[Exercise directions]: Pick out the lines below that include the string "Guidelines".

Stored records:
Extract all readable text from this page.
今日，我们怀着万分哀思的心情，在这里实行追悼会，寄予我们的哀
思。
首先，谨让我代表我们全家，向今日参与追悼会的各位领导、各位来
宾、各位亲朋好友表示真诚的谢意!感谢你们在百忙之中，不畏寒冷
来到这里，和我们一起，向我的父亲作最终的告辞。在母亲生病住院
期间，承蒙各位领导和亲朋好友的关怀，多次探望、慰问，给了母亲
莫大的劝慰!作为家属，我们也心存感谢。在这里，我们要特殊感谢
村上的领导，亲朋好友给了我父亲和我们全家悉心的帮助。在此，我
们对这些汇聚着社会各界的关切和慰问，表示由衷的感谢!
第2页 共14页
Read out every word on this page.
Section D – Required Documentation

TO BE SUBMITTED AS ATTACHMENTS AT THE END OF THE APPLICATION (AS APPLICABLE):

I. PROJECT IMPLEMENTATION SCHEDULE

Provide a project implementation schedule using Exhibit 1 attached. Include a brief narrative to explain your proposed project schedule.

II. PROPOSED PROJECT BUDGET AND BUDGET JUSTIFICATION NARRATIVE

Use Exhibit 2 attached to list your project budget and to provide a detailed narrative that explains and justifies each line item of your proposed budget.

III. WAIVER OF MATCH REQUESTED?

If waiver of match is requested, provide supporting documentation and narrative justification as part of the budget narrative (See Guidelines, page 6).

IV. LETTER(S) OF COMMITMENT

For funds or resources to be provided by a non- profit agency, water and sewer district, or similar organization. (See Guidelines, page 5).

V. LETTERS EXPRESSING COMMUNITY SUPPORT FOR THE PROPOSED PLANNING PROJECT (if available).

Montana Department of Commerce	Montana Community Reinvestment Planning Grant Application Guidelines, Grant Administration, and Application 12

[Answer for this exercise]:
If waiver of match is requested, provide supporting documentation and narrative justification as part of the budget narrative (See Guidelines, page 6).
For funds or resources to be provided by a non- profit agency, water and sewer district, or similar organization. (See Guidelines, page 5).
Montana Department of Commerce	Montana Community Reinvestment Planning Grant Application Guidelines, Grant Administration, and Application 12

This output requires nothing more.